# EXERCISE PROMPT
Retype the data that follows line by line, exactly, and leave its pictures out.

# RECORDS FOR THIS TASK
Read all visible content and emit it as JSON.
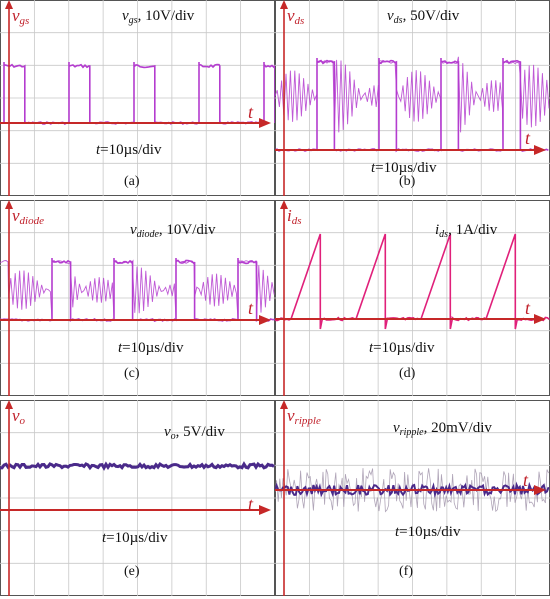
{
  "colors": {
    "grid": "#c8c8c8",
    "axis": "#c62828",
    "signal_magenta": "#b43ccf",
    "signal_pink": "#e0207a",
    "signal_dark": "#4a2a8a",
    "signal_grey": "#9c8fa6",
    "border": "#555555"
  },
  "chart_data": [
    {
      "panel": "(a)",
      "type": "line",
      "y_label_base": "v",
      "y_label_sub": "gs",
      "scale_base": "v",
      "scale_sub": "gs",
      "scale_text": ", 10V/div",
      "time_var": "t",
      "time_text": "=10µs/div",
      "x_symbol": "t",
      "waveform": "square pulses",
      "grid": true
    },
    {
      "panel": "(b)",
      "type": "line",
      "y_label_base": "v",
      "y_label_sub": "ds",
      "scale_base": "v",
      "scale_sub": "ds",
      "scale_text": ", 50V/div",
      "time_var": "t",
      "time_text": "=10µs/div",
      "x_symbol": "t",
      "waveform": "pulses with ringing",
      "grid": true
    },
    {
      "panel": "(c)",
      "type": "line",
      "y_label_base": "v",
      "y_label_sub": "diode",
      "scale_base": "v",
      "scale_sub": "diode",
      "scale_text": ", 10V/div",
      "time_var": "t",
      "time_text": "=10µs/div",
      "x_symbol": "t",
      "waveform": "pulses with ringing",
      "grid": true
    },
    {
      "panel": "(d)",
      "type": "line",
      "y_label_base": "i",
      "y_label_sub": "ds",
      "scale_base": "i",
      "scale_sub": "ds",
      "scale_text": ", 1A/div",
      "time_var": "t",
      "time_text": "=10µs/div",
      "x_symbol": "t",
      "waveform": "sawtooth ramps",
      "grid": true
    },
    {
      "panel": "(e)",
      "type": "line",
      "y_label_base": "v",
      "y_label_sub": "o",
      "scale_base": "v",
      "scale_sub": "o",
      "scale_text": ", 5V/div",
      "time_var": "t",
      "time_text": "=10µs/div",
      "x_symbol": "t",
      "waveform": "flat DC level",
      "grid": true
    },
    {
      "panel": "(f)",
      "type": "line",
      "y_label_base": "v",
      "y_label_sub": "ripple",
      "scale_base": "v",
      "scale_sub": "ripple",
      "scale_text": ", 20mV/div",
      "time_var": "t",
      "time_text": "=10µs/div",
      "x_symbol": "t",
      "waveform": "high-frequency ripple",
      "grid": true
    }
  ]
}
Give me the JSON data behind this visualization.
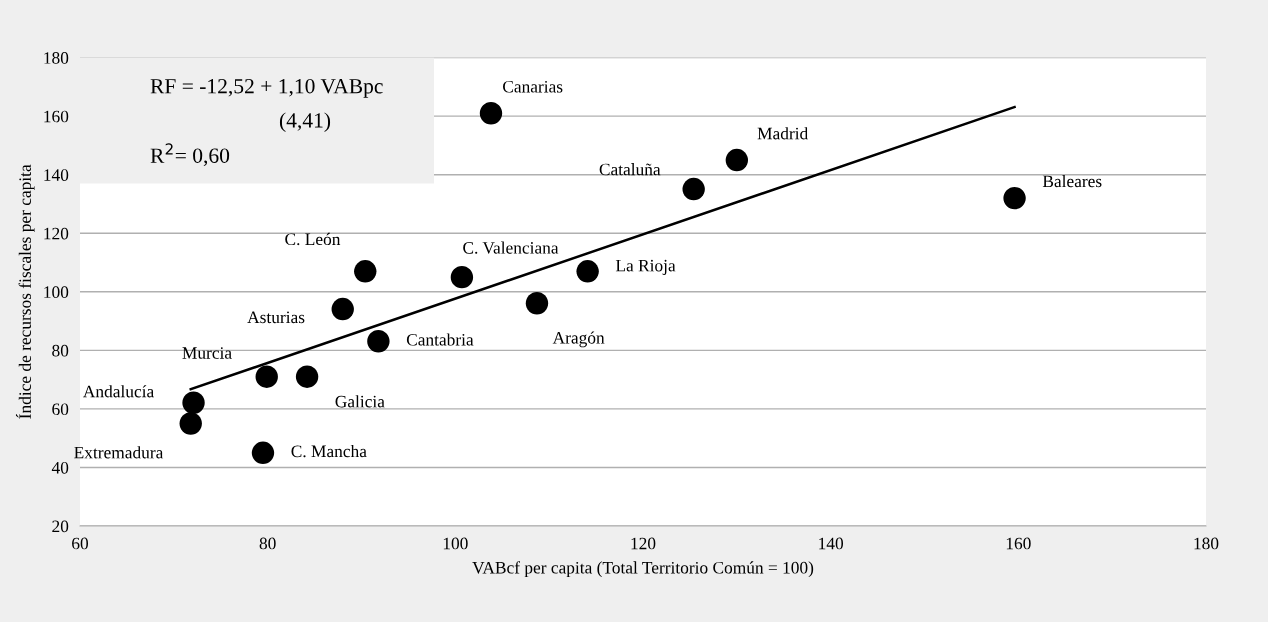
{
  "chart_data": {
    "type": "scatter",
    "xlabel": "VABcf per capita (Total Territorio Común = 100)",
    "ylabel": "Índice de recursos fiscales per capita",
    "xlim": [
      60,
      180
    ],
    "xticks": [
      60,
      80,
      100,
      120,
      140,
      160,
      180
    ],
    "ylim": [
      20,
      180
    ],
    "yticks": [
      20,
      40,
      60,
      80,
      100,
      120,
      140,
      160,
      180
    ],
    "grid": "y",
    "legend": false,
    "marker": "circle",
    "series": [
      {
        "color": "#000000",
        "x": [
          103.8,
          90.4,
          100.7,
          108.7,
          114.1,
          88.0,
          91.8,
          79.9,
          84.2,
          72.1,
          71.8,
          79.5,
          130.0,
          125.4,
          159.6
        ],
        "values": [
          161,
          107,
          105,
          96.1,
          107,
          94.1,
          83.1,
          71,
          71,
          62.1,
          55,
          45,
          145,
          135.1,
          132
        ]
      },
      {
        "type": "line",
        "color": "#000000",
        "marker": "none",
        "line_style": "solid",
        "x": [
          71.8,
          159.6
        ],
        "values": [
          66.7,
          163.1
        ]
      }
    ],
    "annotations": [
      {
        "text": "Canarias",
        "x": 103.8,
        "y": 161
      },
      {
        "text": "C. León",
        "x": 90.4,
        "y": 107
      },
      {
        "text": "C. Valenciana",
        "x": 100.7,
        "y": 105
      },
      {
        "text": "Aragón",
        "x": 108.7,
        "y": 96.1
      },
      {
        "text": "La Rioja",
        "x": 114.1,
        "y": 107
      },
      {
        "text": "Asturias",
        "x": 88.0,
        "y": 94.1
      },
      {
        "text": "Cantabria",
        "x": 91.8,
        "y": 83.1
      },
      {
        "text": "Murcia",
        "x": 79.9,
        "y": 71
      },
      {
        "text": "Galicia",
        "x": 84.2,
        "y": 71
      },
      {
        "text": "Andalucía",
        "x": 72.1,
        "y": 62.1
      },
      {
        "text": "Extremadura",
        "x": 71.8,
        "y": 55
      },
      {
        "text": "C. Mancha",
        "x": 79.5,
        "y": 45
      },
      {
        "text": "Madrid",
        "x": 130.0,
        "y": 145
      },
      {
        "text": "Cataluña",
        "x": 125.4,
        "y": 135.1
      },
      {
        "text": "Baleares",
        "x": 159.6,
        "y": 132
      },
      "RF = -12,52 + 1,10 VABpc",
      "(4,41)",
      "R$^{2}$= 0,60"
    ]
  }
}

# RESPONSE TO THIS EXERCISE
Read all visible content and emit it as JSON.
{
  "colors": {
    "grid": "#c8c8c8",
    "axis": "#c62828",
    "signal_magenta": "#b43ccf",
    "signal_pink": "#e0207a",
    "signal_dark": "#4a2a8a",
    "signal_grey": "#9c8fa6",
    "border": "#555555"
  },
  "chart_data": [
    {
      "panel": "(a)",
      "type": "line",
      "y_label_base": "v",
      "y_label_sub": "gs",
      "scale_base": "v",
      "scale_sub": "gs",
      "scale_text": ", 10V/div",
      "time_var": "t",
      "time_text": "=10µs/div",
      "x_symbol": "t",
      "waveform": "square pulses",
      "grid": true
    },
    {
      "panel": "(b)",
      "type": "line",
      "y_label_base": "v",
      "y_label_sub": "ds",
      "scale_base": "v",
      "scale_sub": "ds",
      "scale_text": ", 50V/div",
      "time_var": "t",
      "time_text": "=10µs/div",
      "x_symbol": "t",
      "waveform": "pulses with ringing",
      "grid": true
    },
    {
      "panel": "(c)",
      "type": "line",
      "y_label_base": "v",
      "y_label_sub": "diode",
      "scale_base": "v",
      "scale_sub": "diode",
      "scale_text": ", 10V/div",
      "time_var": "t",
      "time_text": "=10µs/div",
      "x_symbol": "t",
      "waveform": "pulses with ringing",
      "grid": true
    },
    {
      "panel": "(d)",
      "type": "line",
      "y_label_base": "i",
      "y_label_sub": "ds",
      "scale_base": "i",
      "scale_sub": "ds",
      "scale_text": ", 1A/div",
      "time_var": "t",
      "time_text": "=10µs/div",
      "x_symbol": "t",
      "waveform": "sawtooth ramps",
      "grid": true
    },
    {
      "panel": "(e)",
      "type": "line",
      "y_label_base": "v",
      "y_label_sub": "o",
      "scale_base": "v",
      "scale_sub": "o",
      "scale_text": ", 5V/div",
      "time_var": "t",
      "time_text": "=10µs/div",
      "x_symbol": "t",
      "waveform": "flat DC level",
      "grid": true
    },
    {
      "panel": "(f)",
      "type": "line",
      "y_label_base": "v",
      "y_label_sub": "ripple",
      "scale_base": "v",
      "scale_sub": "ripple",
      "scale_text": ", 20mV/div",
      "time_var": "t",
      "time_text": "=10µs/div",
      "x_symbol": "t",
      "waveform": "high-frequency ripple",
      "grid": true
    }
  ]
}
Give me the JSON data behind this visualization.
{
  "chart_data": {
    "type": "scatter",
    "xlabel": "VABcf per capita (Total Territorio Común = 100)",
    "ylabel": "Índice de recursos fiscales per capita",
    "xlim": [
      60,
      180
    ],
    "xticks": [
      60,
      80,
      100,
      120,
      140,
      160,
      180
    ],
    "ylim": [
      20,
      180
    ],
    "yticks": [
      20,
      40,
      60,
      80,
      100,
      120,
      140,
      160,
      180
    ],
    "grid": "y",
    "legend": false,
    "marker": "circle",
    "series": [
      {
        "color": "#000000",
        "x": [
          103.8,
          90.4,
          100.7,
          108.7,
          114.1,
          88.0,
          91.8,
          79.9,
          84.2,
          72.1,
          71.8,
          79.5,
          130.0,
          125.4,
          159.6
        ],
        "values": [
          161,
          107,
          105,
          96.1,
          107,
          94.1,
          83.1,
          71,
          71,
          62.1,
          55,
          45,
          145,
          135.1,
          132
        ]
      },
      {
        "type": "line",
        "color": "#000000",
        "marker": "none",
        "line_style": "solid",
        "x": [
          71.8,
          159.6
        ],
        "values": [
          66.7,
          163.1
        ]
      }
    ],
    "annotations": [
      {
        "text": "Canarias",
        "x": 103.8,
        "y": 161
      },
      {
        "text": "C. León",
        "x": 90.4,
        "y": 107
      },
      {
        "text": "C. Valenciana",
        "x": 100.7,
        "y": 105
      },
      {
        "text": "Aragón",
        "x": 108.7,
        "y": 96.1
      },
      {
        "text": "La Rioja",
        "x": 114.1,
        "y": 107
      },
      {
        "text": "Asturias",
        "x": 88.0,
        "y": 94.1
      },
      {
        "text": "Cantabria",
        "x": 91.8,
        "y": 83.1
      },
      {
        "text": "Murcia",
        "x": 79.9,
        "y": 71
      },
      {
        "text": "Galicia",
        "x": 84.2,
        "y": 71
      },
      {
        "text": "Andalucía",
        "x": 72.1,
        "y": 62.1
      },
      {
        "text": "Extremadura",
        "x": 71.8,
        "y": 55
      },
      {
        "text": "C. Mancha",
        "x": 79.5,
        "y": 45
      },
      {
        "text": "Madrid",
        "x": 130.0,
        "y": 145
      },
      {
        "text": "Cataluña",
        "x": 125.4,
        "y": 135.1
      },
      {
        "text": "Baleares",
        "x": 159.6,
        "y": 132
      },
      "RF = -12,52 + 1,10 VABpc",
      "(4,41)",
      "R$^{2}$= 0,60"
    ]
  }
}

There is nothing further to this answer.